-- start --

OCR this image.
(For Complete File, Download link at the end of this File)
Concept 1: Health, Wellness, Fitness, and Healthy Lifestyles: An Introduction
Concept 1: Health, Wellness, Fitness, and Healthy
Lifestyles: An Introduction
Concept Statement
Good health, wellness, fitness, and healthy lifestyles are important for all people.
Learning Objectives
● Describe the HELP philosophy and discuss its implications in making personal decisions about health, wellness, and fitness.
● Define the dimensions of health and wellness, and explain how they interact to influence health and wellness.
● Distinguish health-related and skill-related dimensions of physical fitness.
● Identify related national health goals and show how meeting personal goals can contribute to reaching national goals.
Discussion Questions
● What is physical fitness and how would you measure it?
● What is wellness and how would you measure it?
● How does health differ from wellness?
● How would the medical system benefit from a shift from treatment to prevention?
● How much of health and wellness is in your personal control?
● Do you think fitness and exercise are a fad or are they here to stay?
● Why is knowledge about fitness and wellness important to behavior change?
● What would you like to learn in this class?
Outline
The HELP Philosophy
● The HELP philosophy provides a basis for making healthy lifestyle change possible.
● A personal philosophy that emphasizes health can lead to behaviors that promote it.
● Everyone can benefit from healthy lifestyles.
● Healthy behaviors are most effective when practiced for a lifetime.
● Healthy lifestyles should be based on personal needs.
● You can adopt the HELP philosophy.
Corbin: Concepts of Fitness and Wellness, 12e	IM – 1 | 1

-- end --

> **GIVEN EXERCISE**
Every entry in the listing must be retyped exactly.

> **ANSWER IN FULL**
OCR this image.
(For Complete File, Download link at the end of this File)
Concept 1: Health, Wellness, Fitness, and Healthy Lifestyles: An Introduction
Concept 1: Health, Wellness, Fitness, and Healthy
Lifestyles: An Introduction
Concept Statement
Good health, wellness, fitness, and healthy lifestyles are important for all people.
Learning Objectives
● Describe the HELP philosophy and discuss its implications in making personal decisions about health, wellness, and fitness.
● Define the dimensions of health and wellness, and explain how they interact to influence health and wellness.
● Distinguish health-related and skill-related dimensions of physical fitness.
● Identify related national health goals and show how meeting personal goals can contribute to reaching national goals.
Discussion Questions
● What is physical fitness and how would you measure it?
● What is wellness and how would you measure it?
● How does health differ from wellness?
● How would the medical system benefit from a shift from treatment to prevention?
● How much of health and wellness is in your personal control?
● Do you think fitness and exercise are a fad or are they here to stay?
● Why is knowledge about fitness and wellness important to behavior change?
● What would you like to learn in this class?
Outline
The HELP Philosophy
● The HELP philosophy provides a basis for making healthy lifestyle change possible.
● A personal philosophy that emphasizes health can lead to behaviors that promote it.
● Everyone can benefit from healthy lifestyles.
● Healthy behaviors are most effective when practiced for a lifetime.
● Healthy lifestyles should be based on personal needs.
● You can adopt the HELP philosophy.
Corbin: Concepts of Fitness and Wellness, 12e	IM – 1 | 1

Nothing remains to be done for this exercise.